ВЫБРАННЫЙ ФРАГМЕНТ:
==*==

Возьмите поп-музыку. Я только выделил два таких знаменитых мировых хита — группы Aerosmith «Livin on the Edge» знаменитая, и «Walking on the Edge» Scorpions. Вот это on the Edge —- на пороге, на краю бездны — это стало определенным знаком. Я помню, что, еще не зная, что постмодернизм уже наступил, я разговаривал с Борисом Гройсом как-то в Германии. Еще тогда мы мало ездили, но я встречался с ним в Германии. И я его спросил: «Что, Боря, что тут вообще происходит, что самое важное?». Он говорит: «Самое важное — это on the Edge». Я так вытянул шею — что это? «Это — “на краю”», — сказал он весело. Вот эта жизнь на краю, она, безусловно, стала самым важным. Причем жизнь невероятно активная и веселая.

Но что стало происходить дальше? Какие особенности у этой жизни? Во-первых, время, которое отведено для этой жизни. Для того, чтобы она чувствовала себя более-менее комфортно, пределы ей не должны быть поставлены. И это еще один мой диалог с достаточно известным в культуре современной человеком, с Петром Вайлем. Тоже он приезжал, еще никто тогда Вайля и Гениса особенно не знал, и мы их пригласили в журнал «Искусство кино». И тоже стали расспрашивать: что происходит? Это начало перестройки. А что в мире происходит? Он говорит: ну как, что происходит в мире — постмодернизм в мире. — Да? Постмодернизм? А что же это такое? Он начал рассказывать, объяснять, что такое постмодернизм. Я говорю: «Петя, ну хорошо, постмодернизм. А после постмодернизма что будет?» — сказал я лукаво. На что он мне сказала: «А ничего не будет. Постмодернизм — это навсегда». Сначала я подумал, что он шутит. И, в общем, в этом была действительно доля шутки. Но, с другой стороны, постмодернизм — это сознание, которое навсегда. Оно не может кончиться, оно не мыслит конечными категориями. Оно должно обязательно себя исчерпать в том объеме, в котором оно, собственно, и существует.

==*==

ИСХОДНЫЕ МАТЕРИАЛЫ:

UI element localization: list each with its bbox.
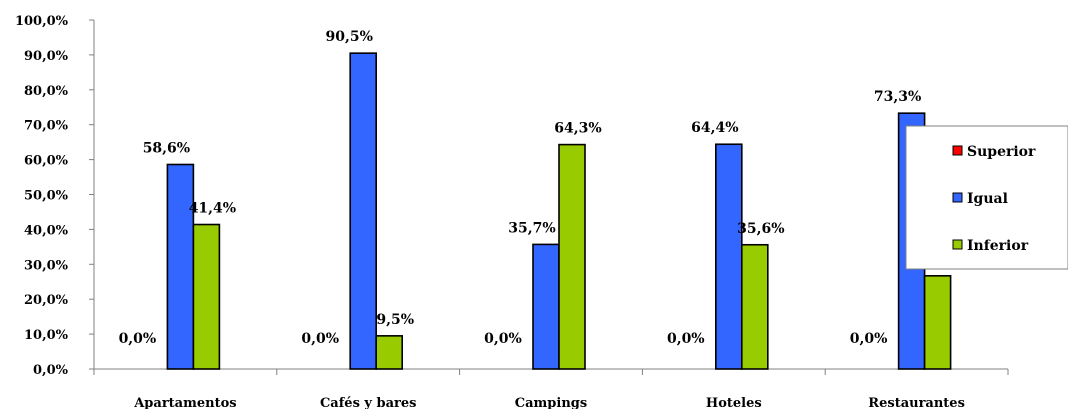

==*==

УКАЗАНИЯ К ЗАДАНИЯМ:
• A. Перечислите всех людей, которых фрагмент о постмодернизме называет по имени или фамилии.
• B. Выпишите из фрагмента о постмодернизме дословно отрывок между словами "Возьмите поп-музыку. Я" и "активная и веселая.", включая их.
• C. Продолжите фрагмент о постмодернизме, начав сразу после его последнего предложения.

ОТВЕТЫ К ЗАДАНИЯМ:
• A. Борис Гройс; Петр Вайль; Генис.

• B.
Возьмите поп-музыку. Я только выделил два таких знаменитых мировых хита — группы Aerosmith «Livin on the Edge» знаменитая, и «Walking on the Edge» Scorpions. Вот это on the Edge —- на пороге, на краю бездны — это стало определенным знаком. Я помню, что, еще не зная, что постмодернизм уже наступил, я разговаривал с Борисом Гройсом как-то в Германии. Еще тогда мы мало ездили, но я встречался с ним в Германии. И я его спросил: «Что, Боря, что тут вообще происходит, что самое важное?». Он говорит: «Самое важное — это on the Edge». Я так вытянул шею — что это? «Это — “на краю”», — сказал он весело. Вот эта жизнь на краю, она, безусловно, стала самым важным. Причем жизнь невероятно активная и веселая.

• C.
Что касается вот этой жизни на краю, то о ней очень хорошо сказал сам Триер, Ларс фон Триер. Он сказал, что если всё время жонглировать понятием нормы, играть дозволенным и недозволенным — то, чем занимается постмодернизм, оказавшись на краю, потому что все время хочется играть этой гранью, на этой грани, — то мир может полететь ко всем чертям. Вот это слова, которые были сказаны самим Ларсом фон Триером. И эта опасность действительно существует. Он ее прозрел, он ее почувствовал, как тонкий и действительно большой художник современный. Потому что помимо игры, в которую он включился, он еще понял ее опасности.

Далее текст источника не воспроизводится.